======== EXTRACTED MATERIAL
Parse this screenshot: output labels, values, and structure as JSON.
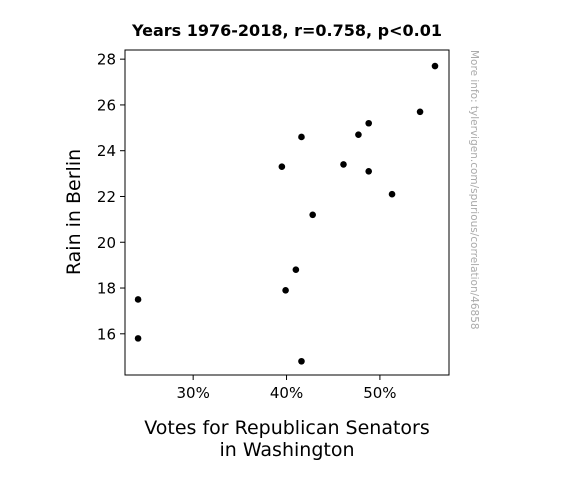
{
  "chart_data": {
    "type": "scatter",
    "title": "Years 1976-2018, r=0.758, p<0.01",
    "xlabel_lines": [
      "Votes for Republican Senators",
      "in Washington"
    ],
    "ylabel": "Rain in Berlin",
    "x_ticks": [
      {
        "value": 0.3,
        "label": "30%"
      },
      {
        "value": 0.4,
        "label": "40%"
      },
      {
        "value": 0.5,
        "label": "50%"
      }
    ],
    "y_ticks": [
      {
        "value": 16,
        "label": "16"
      },
      {
        "value": 18,
        "label": "18"
      },
      {
        "value": 20,
        "label": "20"
      },
      {
        "value": 22,
        "label": "22"
      },
      {
        "value": 24,
        "label": "24"
      },
      {
        "value": 26,
        "label": "26"
      },
      {
        "value": 28,
        "label": "28"
      }
    ],
    "xlim": [
      0.227,
      0.574
    ],
    "ylim": [
      14.2,
      28.4
    ],
    "grid": false,
    "marker_color": "#000000",
    "points": [
      {
        "x": 0.241,
        "y": 17.5
      },
      {
        "x": 0.241,
        "y": 15.8
      },
      {
        "x": 0.395,
        "y": 23.3
      },
      {
        "x": 0.399,
        "y": 17.9
      },
      {
        "x": 0.41,
        "y": 18.8
      },
      {
        "x": 0.416,
        "y": 24.6
      },
      {
        "x": 0.416,
        "y": 14.8
      },
      {
        "x": 0.428,
        "y": 21.2
      },
      {
        "x": 0.461,
        "y": 23.4
      },
      {
        "x": 0.477,
        "y": 24.7
      },
      {
        "x": 0.488,
        "y": 25.2
      },
      {
        "x": 0.488,
        "y": 23.1
      },
      {
        "x": 0.513,
        "y": 22.1
      },
      {
        "x": 0.543,
        "y": 25.7
      },
      {
        "x": 0.559,
        "y": 27.7
      }
    ]
  },
  "watermark": "More info: tylervigen.com/spurious/correlation/46858"
}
================
■ **CHALLENGE**
Leave out all images, then reproduce the entries above exactly.

■ **THE REPLY**
Parse this screenshot: output labels, values, and structure as JSON.
{
  "chart_data": {
    "type": "scatter",
    "title": "Years 1976-2018, r=0.758, p<0.01",
    "xlabel_lines": [
      "Votes for Republican Senators",
      "in Washington"
    ],
    "ylabel": "Rain in Berlin",
    "x_ticks": [
      {
        "value": 0.3,
        "label": "30%"
      },
      {
        "value": 0.4,
        "label": "40%"
      },
      {
        "value": 0.5,
        "label": "50%"
      }
    ],
    "y_ticks": [
      {
        "value": 16,
        "label": "16"
      },
      {
        "value": 18,
        "label": "18"
      },
      {
        "value": 20,
        "label": "20"
      },
      {
        "value": 22,
        "label": "22"
      },
      {
        "value": 24,
        "label": "24"
      },
      {
        "value": 26,
        "label": "26"
      },
      {
        "value": 28,
        "label": "28"
      }
    ],
    "xlim": [
      0.227,
      0.574
    ],
    "ylim": [
      14.2,
      28.4
    ],
    "grid": false,
    "marker_color": "#000000",
    "points": [
      {
        "x": 0.241,
        "y": 17.5
      },
      {
        "x": 0.241,
        "y": 15.8
      },
      {
        "x": 0.395,
        "y": 23.3
      },
      {
        "x": 0.399,
        "y": 17.9
      },
      {
        "x": 0.41,
        "y": 18.8
      },
      {
        "x": 0.416,
        "y": 24.6
      },
      {
        "x": 0.416,
        "y": 14.8
      },
      {
        "x": 0.428,
        "y": 21.2
      },
      {
        "x": 0.461,
        "y": 23.4
      },
      {
        "x": 0.477,
        "y": 24.7
      },
      {
        "x": 0.488,
        "y": 25.2
      },
      {
        "x": 0.488,
        "y": 23.1
      },
      {
        "x": 0.513,
        "y": 22.1
      },
      {
        "x": 0.543,
        "y": 25.7
      },
      {
        "x": 0.559,
        "y": 27.7
      }
    ]
  },
  "watermark": "More info: tylervigen.com/spurious/correlation/46858"
}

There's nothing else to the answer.